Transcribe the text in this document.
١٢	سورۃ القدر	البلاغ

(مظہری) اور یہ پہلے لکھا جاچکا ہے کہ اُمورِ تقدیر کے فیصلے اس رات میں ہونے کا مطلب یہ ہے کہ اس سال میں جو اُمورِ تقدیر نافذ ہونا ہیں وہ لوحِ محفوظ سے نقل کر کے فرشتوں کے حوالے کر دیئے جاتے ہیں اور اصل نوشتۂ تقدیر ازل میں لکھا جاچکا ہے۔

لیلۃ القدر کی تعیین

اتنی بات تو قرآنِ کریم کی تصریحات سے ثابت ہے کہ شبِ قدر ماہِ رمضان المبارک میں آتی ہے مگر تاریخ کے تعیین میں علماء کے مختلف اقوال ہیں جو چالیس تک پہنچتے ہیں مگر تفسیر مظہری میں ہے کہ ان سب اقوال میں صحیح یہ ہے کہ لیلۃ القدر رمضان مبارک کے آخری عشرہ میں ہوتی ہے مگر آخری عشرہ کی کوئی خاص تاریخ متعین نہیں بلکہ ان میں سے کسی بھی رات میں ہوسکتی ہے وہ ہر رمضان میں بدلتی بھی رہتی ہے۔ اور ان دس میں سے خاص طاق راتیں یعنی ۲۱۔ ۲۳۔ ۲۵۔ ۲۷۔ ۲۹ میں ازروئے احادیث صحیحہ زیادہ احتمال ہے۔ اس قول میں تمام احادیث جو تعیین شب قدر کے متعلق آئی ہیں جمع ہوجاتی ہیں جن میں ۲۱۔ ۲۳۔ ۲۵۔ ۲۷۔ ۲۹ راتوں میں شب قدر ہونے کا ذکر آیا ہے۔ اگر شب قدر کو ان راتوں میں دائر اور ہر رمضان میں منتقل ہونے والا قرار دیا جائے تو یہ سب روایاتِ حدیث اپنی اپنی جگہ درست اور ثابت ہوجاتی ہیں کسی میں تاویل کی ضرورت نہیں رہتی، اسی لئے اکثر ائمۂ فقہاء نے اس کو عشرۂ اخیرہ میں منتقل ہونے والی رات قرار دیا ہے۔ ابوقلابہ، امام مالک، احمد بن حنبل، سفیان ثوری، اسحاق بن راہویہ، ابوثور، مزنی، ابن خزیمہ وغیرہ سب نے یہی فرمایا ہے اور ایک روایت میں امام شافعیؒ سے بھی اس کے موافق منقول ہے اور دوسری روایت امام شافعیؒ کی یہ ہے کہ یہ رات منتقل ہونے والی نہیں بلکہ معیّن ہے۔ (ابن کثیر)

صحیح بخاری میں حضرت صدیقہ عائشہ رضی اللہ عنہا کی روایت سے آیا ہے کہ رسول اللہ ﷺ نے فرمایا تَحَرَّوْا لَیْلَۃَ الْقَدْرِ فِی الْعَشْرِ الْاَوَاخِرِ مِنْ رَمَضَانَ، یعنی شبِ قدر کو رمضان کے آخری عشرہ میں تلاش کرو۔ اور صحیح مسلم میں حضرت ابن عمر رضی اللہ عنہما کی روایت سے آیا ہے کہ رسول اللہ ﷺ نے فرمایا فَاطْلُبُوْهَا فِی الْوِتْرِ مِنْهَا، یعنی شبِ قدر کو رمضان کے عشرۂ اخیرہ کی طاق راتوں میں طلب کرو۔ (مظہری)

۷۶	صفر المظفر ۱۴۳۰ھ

+ + + + +

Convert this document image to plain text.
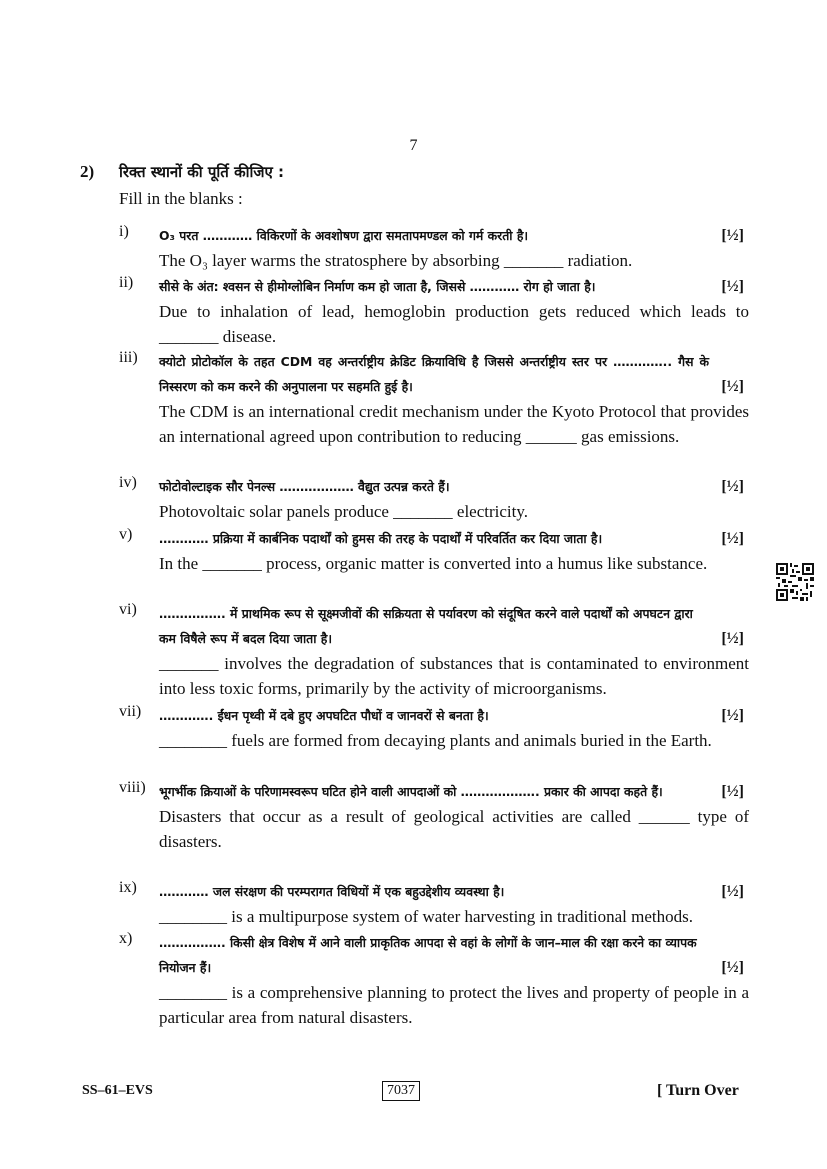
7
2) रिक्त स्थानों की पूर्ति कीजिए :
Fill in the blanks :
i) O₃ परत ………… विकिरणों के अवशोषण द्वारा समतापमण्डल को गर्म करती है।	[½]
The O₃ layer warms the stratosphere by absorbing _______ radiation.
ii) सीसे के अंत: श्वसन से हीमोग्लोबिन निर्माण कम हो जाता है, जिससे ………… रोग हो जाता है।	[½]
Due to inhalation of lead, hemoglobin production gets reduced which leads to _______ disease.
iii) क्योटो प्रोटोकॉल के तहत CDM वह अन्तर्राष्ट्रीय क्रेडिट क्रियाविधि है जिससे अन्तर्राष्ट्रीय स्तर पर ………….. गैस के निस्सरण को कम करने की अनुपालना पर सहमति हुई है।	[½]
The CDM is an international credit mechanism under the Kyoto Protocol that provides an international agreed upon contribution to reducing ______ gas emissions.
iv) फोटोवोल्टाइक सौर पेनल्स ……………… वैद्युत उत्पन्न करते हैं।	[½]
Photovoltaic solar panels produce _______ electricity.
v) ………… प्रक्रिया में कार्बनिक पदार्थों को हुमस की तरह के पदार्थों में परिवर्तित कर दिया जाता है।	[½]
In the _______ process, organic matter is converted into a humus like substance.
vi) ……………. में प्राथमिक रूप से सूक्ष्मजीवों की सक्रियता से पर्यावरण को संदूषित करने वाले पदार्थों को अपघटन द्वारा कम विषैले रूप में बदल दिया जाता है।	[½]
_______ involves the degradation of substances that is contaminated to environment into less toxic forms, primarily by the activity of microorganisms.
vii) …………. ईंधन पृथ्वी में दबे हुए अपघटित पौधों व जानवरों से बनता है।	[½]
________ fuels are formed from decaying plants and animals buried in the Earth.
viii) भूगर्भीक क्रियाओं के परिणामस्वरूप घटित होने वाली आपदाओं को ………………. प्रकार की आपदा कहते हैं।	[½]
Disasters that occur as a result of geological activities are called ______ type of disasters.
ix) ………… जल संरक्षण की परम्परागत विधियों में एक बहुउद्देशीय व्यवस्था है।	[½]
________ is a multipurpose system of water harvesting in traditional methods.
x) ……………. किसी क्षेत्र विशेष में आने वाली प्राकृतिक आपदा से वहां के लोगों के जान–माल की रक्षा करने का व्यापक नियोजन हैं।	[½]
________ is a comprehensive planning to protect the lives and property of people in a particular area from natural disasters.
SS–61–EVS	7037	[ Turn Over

+ + + + +

What is needed
Pull out all lines of the data with the string "ہونے".

Task result
(مظہری) اور یہ پہلے لکھا جاچکا ہے کہ اُمورِ تقدیر کے فیصلے اس رات میں ہونے کا مطلب یہ ہے کہ اس سال میں جو اُمورِ تقدیر نافذ ہونا ہیں وہ لوحِ محفوظ سے نقل کر کے فرشتوں کے حوالے کر دیئے جاتے ہیں اور اصل نوشتۂ تقدیر ازل میں لکھا جاچکا ہے۔
اتنی بات تو قرآنِ کریم کی تصریحات سے ثابت ہے کہ شبِ قدر ماہِ رمضان المبارک میں آتی ہے مگر تاریخ کے تعیین میں علماء کے مختلف اقوال ہیں جو چالیس تک پہنچتے ہیں مگر تفسیر مظہری میں ہے کہ ان سب اقوال میں صحیح یہ ہے کہ لیلۃ القدر رمضان مبارک کے آخری عشرہ میں ہوتی ہے مگر آخری عشرہ کی کوئی خاص تاریخ متعین نہیں بلکہ ان میں سے کسی بھی رات میں ہوسکتی ہے وہ ہر رمضان میں بدلتی بھی رہتی ہے۔ اور ان دس میں سے خاص طاق راتیں یعنی ۲۱۔ ۲۳۔ ۲۵۔ ۲۷۔ ۲۹ میں ازروئے احادیث صحیحہ زیادہ احتمال ہے۔ اس قول میں تمام احادیث جو تعیین شب قدر کے متعلق آئی ہیں جمع ہوجاتی ہیں جن میں ۲۱۔ ۲۳۔ ۲۵۔ ۲۷۔ ۲۹ راتوں میں شب قدر ہونے کا ذکر آیا ہے۔ اگر شب قدر کو ان راتوں میں دائر اور ہر رمضان میں منتقل ہونے والا قرار دیا جائے تو یہ سب روایاتِ حدیث اپنی اپنی جگہ درست اور ثابت ہوجاتی ہیں کسی میں تاویل کی ضرورت نہیں رہتی، اسی لئے اکثر ائمۂ فقہاء نے اس کو عشرۂ اخیرہ میں منتقل ہونے والی رات قرار دیا ہے۔ ابوقلابہ، امام مالک، احمد بن حنبل، سفیان ثوری، اسحاق بن راہویہ، ابوثور، مزنی، ابن خزیمہ وغیرہ سب نے یہی فرمایا ہے اور ایک روایت میں امام شافعیؒ سے بھی اس کے موافق منقول ہے اور دوسری روایت امام شافعیؒ کی یہ ہے کہ یہ رات منتقل ہونے والی نہیں بلکہ معیّن ہے۔ (ابن کثیر)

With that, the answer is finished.